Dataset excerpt
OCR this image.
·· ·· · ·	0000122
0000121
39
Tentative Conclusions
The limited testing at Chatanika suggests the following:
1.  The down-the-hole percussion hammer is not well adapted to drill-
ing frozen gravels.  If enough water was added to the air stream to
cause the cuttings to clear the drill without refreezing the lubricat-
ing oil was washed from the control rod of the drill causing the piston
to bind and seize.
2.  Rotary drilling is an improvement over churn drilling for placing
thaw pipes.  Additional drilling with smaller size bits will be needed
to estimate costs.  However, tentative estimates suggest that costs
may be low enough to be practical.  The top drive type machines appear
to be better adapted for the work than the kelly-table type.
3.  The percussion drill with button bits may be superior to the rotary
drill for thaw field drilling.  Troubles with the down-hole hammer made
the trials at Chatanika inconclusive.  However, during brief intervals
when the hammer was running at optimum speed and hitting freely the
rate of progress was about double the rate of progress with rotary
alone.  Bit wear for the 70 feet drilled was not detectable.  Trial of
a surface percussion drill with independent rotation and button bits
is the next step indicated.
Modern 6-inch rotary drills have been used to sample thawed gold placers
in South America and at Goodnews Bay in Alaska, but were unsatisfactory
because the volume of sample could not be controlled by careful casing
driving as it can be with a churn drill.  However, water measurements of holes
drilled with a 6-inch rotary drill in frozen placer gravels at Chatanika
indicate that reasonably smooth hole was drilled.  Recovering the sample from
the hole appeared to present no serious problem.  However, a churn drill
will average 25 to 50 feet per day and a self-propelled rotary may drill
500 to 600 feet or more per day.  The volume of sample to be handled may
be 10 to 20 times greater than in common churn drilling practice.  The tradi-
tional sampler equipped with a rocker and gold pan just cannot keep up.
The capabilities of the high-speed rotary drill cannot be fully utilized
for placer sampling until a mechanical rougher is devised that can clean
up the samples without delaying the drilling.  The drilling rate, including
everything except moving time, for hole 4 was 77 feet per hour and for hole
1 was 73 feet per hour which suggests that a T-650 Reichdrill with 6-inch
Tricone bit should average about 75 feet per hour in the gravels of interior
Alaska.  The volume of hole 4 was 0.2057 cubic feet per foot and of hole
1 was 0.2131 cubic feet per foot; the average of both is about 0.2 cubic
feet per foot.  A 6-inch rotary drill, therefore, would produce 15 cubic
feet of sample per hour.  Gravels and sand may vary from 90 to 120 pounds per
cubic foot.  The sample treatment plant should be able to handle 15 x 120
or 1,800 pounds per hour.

> [WHAT THIS TASK INVOLVES]: Repeat the entries above exactly, leaving nothing out.

> [TASK OUTPUT]:
OCR this image.
·· ·· · ·	0000122
0000121
39
Tentative Conclusions
The limited testing at Chatanika suggests the following:
1.  The down-the-hole percussion hammer is not well adapted to drill-
ing frozen gravels.  If enough water was added to the air stream to
cause the cuttings to clear the drill without refreezing the lubricat-
ing oil was washed from the control rod of the drill causing the piston
to bind and seize.
2.  Rotary drilling is an improvement over churn drilling for placing
thaw pipes.  Additional drilling with smaller size bits will be needed
to estimate costs.  However, tentative estimates suggest that costs
may be low enough to be practical.  The top drive type machines appear
to be better adapted for the work than the kelly-table type.
3.  The percussion drill with button bits may be superior to the rotary
drill for thaw field drilling.  Troubles with the down-hole hammer made
the trials at Chatanika inconclusive.  However, during brief intervals
when the hammer was running at optimum speed and hitting freely the
rate of progress was about double the rate of progress with rotary
alone.  Bit wear for the 70 feet drilled was not detectable.  Trial of
a surface percussion drill with independent rotation and button bits
is the next step indicated.
Modern 6-inch rotary drills have been used to sample thawed gold placers
in South America and at Goodnews Bay in Alaska, but were unsatisfactory
because the volume of sample could not be controlled by careful casing
driving as it can be with a churn drill.  However, water measurements of holes
drilled with a 6-inch rotary drill in frozen placer gravels at Chatanika
indicate that reasonably smooth hole was drilled.  Recovering the sample from
the hole appeared to present no serious problem.  However, a churn drill
will average 25 to 50 feet per day and a self-propelled rotary may drill
500 to 600 feet or more per day.  The volume of sample to be handled may
be 10 to 20 times greater than in common churn drilling practice.  The tradi-
tional sampler equipped with a rocker and gold pan just cannot keep up.
The capabilities of the high-speed rotary drill cannot be fully utilized
for placer sampling until a mechanical rougher is devised that can clean
up the samples without delaying the drilling.  The drilling rate, including
everything except moving time, for hole 4 was 77 feet per hour and for hole
1 was 73 feet per hour which suggests that a T-650 Reichdrill with 6-inch
Tricone bit should average about 75 feet per hour in the gravels of interior
Alaska.  The volume of hole 4 was 0.2057 cubic feet per foot and of hole
1 was 0.2131 cubic feet per foot; the average of both is about 0.2 cubic
feet per foot.  A 6-inch rotary drill, therefore, would produce 15 cubic
feet of sample per hour.  Gravels and sand may vary from 90 to 120 pounds per
cubic foot.  The sample treatment plant should be able to handle 15 x 120
or 1,800 pounds per hour.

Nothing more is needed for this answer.